*** Data for analysis ***

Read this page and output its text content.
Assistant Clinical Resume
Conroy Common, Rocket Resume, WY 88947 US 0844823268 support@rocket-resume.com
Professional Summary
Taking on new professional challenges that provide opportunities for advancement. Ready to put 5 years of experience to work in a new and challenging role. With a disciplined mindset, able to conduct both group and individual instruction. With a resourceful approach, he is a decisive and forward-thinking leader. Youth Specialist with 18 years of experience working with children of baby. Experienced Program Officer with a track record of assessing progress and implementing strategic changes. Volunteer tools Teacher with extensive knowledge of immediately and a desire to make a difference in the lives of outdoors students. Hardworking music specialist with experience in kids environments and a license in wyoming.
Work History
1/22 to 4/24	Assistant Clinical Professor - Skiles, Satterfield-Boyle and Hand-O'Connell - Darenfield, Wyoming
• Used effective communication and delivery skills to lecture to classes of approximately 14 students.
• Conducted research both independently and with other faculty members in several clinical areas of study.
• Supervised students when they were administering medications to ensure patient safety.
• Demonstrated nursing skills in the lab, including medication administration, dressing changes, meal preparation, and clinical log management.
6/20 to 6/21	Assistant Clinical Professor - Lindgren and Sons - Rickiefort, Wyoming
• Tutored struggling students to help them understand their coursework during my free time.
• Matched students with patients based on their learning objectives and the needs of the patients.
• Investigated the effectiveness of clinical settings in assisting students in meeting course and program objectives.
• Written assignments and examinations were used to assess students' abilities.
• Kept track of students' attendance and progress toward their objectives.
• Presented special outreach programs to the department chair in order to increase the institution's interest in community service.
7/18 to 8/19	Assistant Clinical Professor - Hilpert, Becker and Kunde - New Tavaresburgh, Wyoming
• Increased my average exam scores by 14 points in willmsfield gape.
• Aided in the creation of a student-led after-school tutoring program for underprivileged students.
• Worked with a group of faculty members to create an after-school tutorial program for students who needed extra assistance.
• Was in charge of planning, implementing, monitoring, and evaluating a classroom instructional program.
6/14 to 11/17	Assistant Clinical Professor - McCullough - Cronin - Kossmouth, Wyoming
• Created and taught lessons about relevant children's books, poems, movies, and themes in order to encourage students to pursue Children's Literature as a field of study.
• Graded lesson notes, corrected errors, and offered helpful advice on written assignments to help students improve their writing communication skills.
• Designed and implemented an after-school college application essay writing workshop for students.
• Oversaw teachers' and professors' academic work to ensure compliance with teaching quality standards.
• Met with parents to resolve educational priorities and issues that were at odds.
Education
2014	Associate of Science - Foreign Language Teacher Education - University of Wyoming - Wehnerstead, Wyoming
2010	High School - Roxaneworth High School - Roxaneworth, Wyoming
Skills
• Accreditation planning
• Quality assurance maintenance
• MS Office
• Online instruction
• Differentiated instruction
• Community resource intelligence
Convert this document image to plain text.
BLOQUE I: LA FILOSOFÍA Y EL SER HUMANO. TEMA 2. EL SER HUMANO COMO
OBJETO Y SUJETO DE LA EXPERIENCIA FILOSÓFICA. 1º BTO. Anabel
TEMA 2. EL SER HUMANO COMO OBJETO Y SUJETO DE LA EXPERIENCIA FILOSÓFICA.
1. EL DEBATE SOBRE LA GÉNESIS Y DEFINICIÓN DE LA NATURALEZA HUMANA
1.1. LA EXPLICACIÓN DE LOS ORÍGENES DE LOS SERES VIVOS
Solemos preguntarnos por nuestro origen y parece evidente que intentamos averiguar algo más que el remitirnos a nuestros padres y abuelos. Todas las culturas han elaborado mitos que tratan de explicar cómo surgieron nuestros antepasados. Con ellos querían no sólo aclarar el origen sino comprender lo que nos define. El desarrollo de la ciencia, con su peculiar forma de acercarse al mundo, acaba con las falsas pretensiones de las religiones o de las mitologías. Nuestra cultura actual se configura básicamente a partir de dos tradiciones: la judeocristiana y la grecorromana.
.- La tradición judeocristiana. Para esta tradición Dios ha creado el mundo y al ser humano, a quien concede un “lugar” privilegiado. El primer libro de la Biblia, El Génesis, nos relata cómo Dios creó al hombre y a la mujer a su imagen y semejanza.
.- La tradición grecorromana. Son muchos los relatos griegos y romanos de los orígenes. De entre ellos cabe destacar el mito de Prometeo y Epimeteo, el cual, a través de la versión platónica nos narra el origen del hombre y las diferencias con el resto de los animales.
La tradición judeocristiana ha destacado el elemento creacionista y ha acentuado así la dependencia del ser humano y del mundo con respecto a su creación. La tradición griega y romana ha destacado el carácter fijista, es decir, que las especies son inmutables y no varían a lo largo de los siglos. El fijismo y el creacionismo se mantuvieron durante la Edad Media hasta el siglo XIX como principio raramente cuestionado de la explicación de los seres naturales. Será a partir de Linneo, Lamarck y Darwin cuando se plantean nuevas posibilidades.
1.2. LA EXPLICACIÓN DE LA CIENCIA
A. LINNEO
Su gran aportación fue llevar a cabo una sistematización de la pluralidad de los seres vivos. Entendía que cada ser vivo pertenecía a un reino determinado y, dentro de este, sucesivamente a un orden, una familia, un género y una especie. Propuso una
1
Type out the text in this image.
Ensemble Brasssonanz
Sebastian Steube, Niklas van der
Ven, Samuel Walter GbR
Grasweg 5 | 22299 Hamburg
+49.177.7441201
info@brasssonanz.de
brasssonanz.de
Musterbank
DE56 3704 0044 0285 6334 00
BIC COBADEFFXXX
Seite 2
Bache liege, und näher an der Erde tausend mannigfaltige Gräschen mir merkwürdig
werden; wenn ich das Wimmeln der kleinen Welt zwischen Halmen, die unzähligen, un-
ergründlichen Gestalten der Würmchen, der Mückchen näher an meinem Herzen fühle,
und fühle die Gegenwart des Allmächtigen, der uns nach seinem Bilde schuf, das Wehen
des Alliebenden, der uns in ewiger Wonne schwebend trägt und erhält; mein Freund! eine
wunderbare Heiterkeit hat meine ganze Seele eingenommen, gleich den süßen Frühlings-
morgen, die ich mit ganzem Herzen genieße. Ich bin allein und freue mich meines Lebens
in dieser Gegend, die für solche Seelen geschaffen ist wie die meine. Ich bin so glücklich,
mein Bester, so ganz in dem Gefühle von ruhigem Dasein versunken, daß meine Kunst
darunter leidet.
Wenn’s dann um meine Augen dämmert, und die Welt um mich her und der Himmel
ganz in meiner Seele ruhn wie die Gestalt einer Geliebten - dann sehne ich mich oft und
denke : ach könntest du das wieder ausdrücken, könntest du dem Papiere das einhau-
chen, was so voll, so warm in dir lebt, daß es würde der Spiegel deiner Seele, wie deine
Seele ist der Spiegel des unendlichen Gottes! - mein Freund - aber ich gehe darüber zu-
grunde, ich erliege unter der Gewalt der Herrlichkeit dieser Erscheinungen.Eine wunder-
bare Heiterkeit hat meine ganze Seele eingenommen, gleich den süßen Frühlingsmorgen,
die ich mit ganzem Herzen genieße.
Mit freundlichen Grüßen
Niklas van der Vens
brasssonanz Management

*** End of Data for analysis ***

The response should consist of all the entries, transcribed exactly.

Read this page and output its text content.
Assistant Clinical Resume
Conroy Common, Rocket Resume, WY 88947 US 0844823268 support@rocket-resume.com
Professional Summary
Taking on new professional challenges that provide opportunities for advancement. Ready to put 5 years of experience to work in a new and challenging role. With a disciplined mindset, able to conduct both group and individual instruction. With a resourceful approach, he is a decisive and forward-thinking leader. Youth Specialist with 18 years of experience working with children of baby. Experienced Program Officer with a track record of assessing progress and implementing strategic changes. Volunteer tools Teacher with extensive knowledge of immediately and a desire to make a difference in the lives of outdoors students. Hardworking music specialist with experience in kids environments and a license in wyoming.
Work History
1/22 to 4/24	Assistant Clinical Professor - Skiles, Satterfield-Boyle and Hand-O'Connell - Darenfield, Wyoming
• Used effective communication and delivery skills to lecture to classes of approximately 14 students.
• Conducted research both independently and with other faculty members in several clinical areas of study.
• Supervised students when they were administering medications to ensure patient safety.
• Demonstrated nursing skills in the lab, including medication administration, dressing changes, meal preparation, and clinical log management.
6/20 to 6/21	Assistant Clinical Professor - Lindgren and Sons - Rickiefort, Wyoming
• Tutored struggling students to help them understand their coursework during my free time.
• Matched students with patients based on their learning objectives and the needs of the patients.
• Investigated the effectiveness of clinical settings in assisting students in meeting course and program objectives.
• Written assignments and examinations were used to assess students' abilities.
• Kept track of students' attendance and progress toward their objectives.
• Presented special outreach programs to the department chair in order to increase the institution's interest in community service.
7/18 to 8/19	Assistant Clinical Professor - Hilpert, Becker and Kunde - New Tavaresburgh, Wyoming
• Increased my average exam scores by 14 points in willmsfield gape.
• Aided in the creation of a student-led after-school tutoring program for underprivileged students.
• Worked with a group of faculty members to create an after-school tutorial program for students who needed extra assistance.
• Was in charge of planning, implementing, monitoring, and evaluating a classroom instructional program.
6/14 to 11/17	Assistant Clinical Professor - McCullough - Cronin - Kossmouth, Wyoming
• Created and taught lessons about relevant children's books, poems, movies, and themes in order to encourage students to pursue Children's Literature as a field of study.
• Graded lesson notes, corrected errors, and offered helpful advice on written assignments to help students improve their writing communication skills.
• Designed and implemented an after-school college application essay writing workshop for students.
• Oversaw teachers' and professors' academic work to ensure compliance with teaching quality standards.
• Met with parents to resolve educational priorities and issues that were at odds.
Education
2014	Associate of Science - Foreign Language Teacher Education - University of Wyoming - Wehnerstead, Wyoming
2010	High School - Roxaneworth High School - Roxaneworth, Wyoming
Skills
• Accreditation planning
• Quality assurance maintenance
• MS Office
• Online instruction
• Differentiated instruction
• Community resource intelligence
Convert this document image to plain text.
BLOQUE I: LA FILOSOFÍA Y EL SER HUMANO. TEMA 2. EL SER HUMANO COMO
OBJETO Y SUJETO DE LA EXPERIENCIA FILOSÓFICA. 1º BTO. Anabel
TEMA 2. EL SER HUMANO COMO OBJETO Y SUJETO DE LA EXPERIENCIA FILOSÓFICA.
1. EL DEBATE SOBRE LA GÉNESIS Y DEFINICIÓN DE LA NATURALEZA HUMANA
1.1. LA EXPLICACIÓN DE LOS ORÍGENES DE LOS SERES VIVOS
Solemos preguntarnos por nuestro origen y parece evidente que intentamos averiguar algo más que el remitirnos a nuestros padres y abuelos. Todas las culturas han elaborado mitos que tratan de explicar cómo surgieron nuestros antepasados. Con ellos querían no sólo aclarar el origen sino comprender lo que nos define. El desarrollo de la ciencia, con su peculiar forma de acercarse al mundo, acaba con las falsas pretensiones de las religiones o de las mitologías. Nuestra cultura actual se configura básicamente a partir de dos tradiciones: la judeocristiana y la grecorromana.
.- La tradición judeocristiana. Para esta tradición Dios ha creado el mundo y al ser humano, a quien concede un “lugar” privilegiado. El primer libro de la Biblia, El Génesis, nos relata cómo Dios creó al hombre y a la mujer a su imagen y semejanza.
.- La tradición grecorromana. Son muchos los relatos griegos y romanos de los orígenes. De entre ellos cabe destacar el mito de Prometeo y Epimeteo, el cual, a través de la versión platónica nos narra el origen del hombre y las diferencias con el resto de los animales.
La tradición judeocristiana ha destacado el elemento creacionista y ha acentuado así la dependencia del ser humano y del mundo con respecto a su creación. La tradición griega y romana ha destacado el carácter fijista, es decir, que las especies son inmutables y no varían a lo largo de los siglos. El fijismo y el creacionismo se mantuvieron durante la Edad Media hasta el siglo XIX como principio raramente cuestionado de la explicación de los seres naturales. Será a partir de Linneo, Lamarck y Darwin cuando se plantean nuevas posibilidades.
1.2. LA EXPLICACIÓN DE LA CIENCIA
A. LINNEO
Su gran aportación fue llevar a cabo una sistematización de la pluralidad de los seres vivos. Entendía que cada ser vivo pertenecía a un reino determinado y, dentro de este, sucesivamente a un orden, una familia, un género y una especie. Propuso una
1
Type out the text in this image.
Ensemble Brasssonanz
Sebastian Steube, Niklas van der
Ven, Samuel Walter GbR
Grasweg 5 | 22299 Hamburg
+49.177.7441201
info@brasssonanz.de
brasssonanz.de
Musterbank
DE56 3704 0044 0285 6334 00
BIC COBADEFFXXX
Seite 2
Bache liege, und näher an der Erde tausend mannigfaltige Gräschen mir merkwürdig
werden; wenn ich das Wimmeln der kleinen Welt zwischen Halmen, die unzähligen, un-
ergründlichen Gestalten der Würmchen, der Mückchen näher an meinem Herzen fühle,
und fühle die Gegenwart des Allmächtigen, der uns nach seinem Bilde schuf, das Wehen
des Alliebenden, der uns in ewiger Wonne schwebend trägt und erhält; mein Freund! eine
wunderbare Heiterkeit hat meine ganze Seele eingenommen, gleich den süßen Frühlings-
morgen, die ich mit ganzem Herzen genieße. Ich bin allein und freue mich meines Lebens
in dieser Gegend, die für solche Seelen geschaffen ist wie die meine. Ich bin so glücklich,
mein Bester, so ganz in dem Gefühle von ruhigem Dasein versunken, daß meine Kunst
darunter leidet.
Wenn’s dann um meine Augen dämmert, und die Welt um mich her und der Himmel
ganz in meiner Seele ruhn wie die Gestalt einer Geliebten - dann sehne ich mich oft und
denke : ach könntest du das wieder ausdrücken, könntest du dem Papiere das einhau-
chen, was so voll, so warm in dir lebt, daß es würde der Spiegel deiner Seele, wie deine
Seele ist der Spiegel des unendlichen Gottes! - mein Freund - aber ich gehe darüber zu-
grunde, ich erliege unter der Gewalt der Herrlichkeit dieser Erscheinungen.Eine wunder-
bare Heiterkeit hat meine ganze Seele eingenommen, gleich den süßen Frühlingsmorgen,
die ich mit ganzem Herzen genieße.
Mit freundlichen Grüßen
Niklas van der Vens
brasssonanz Management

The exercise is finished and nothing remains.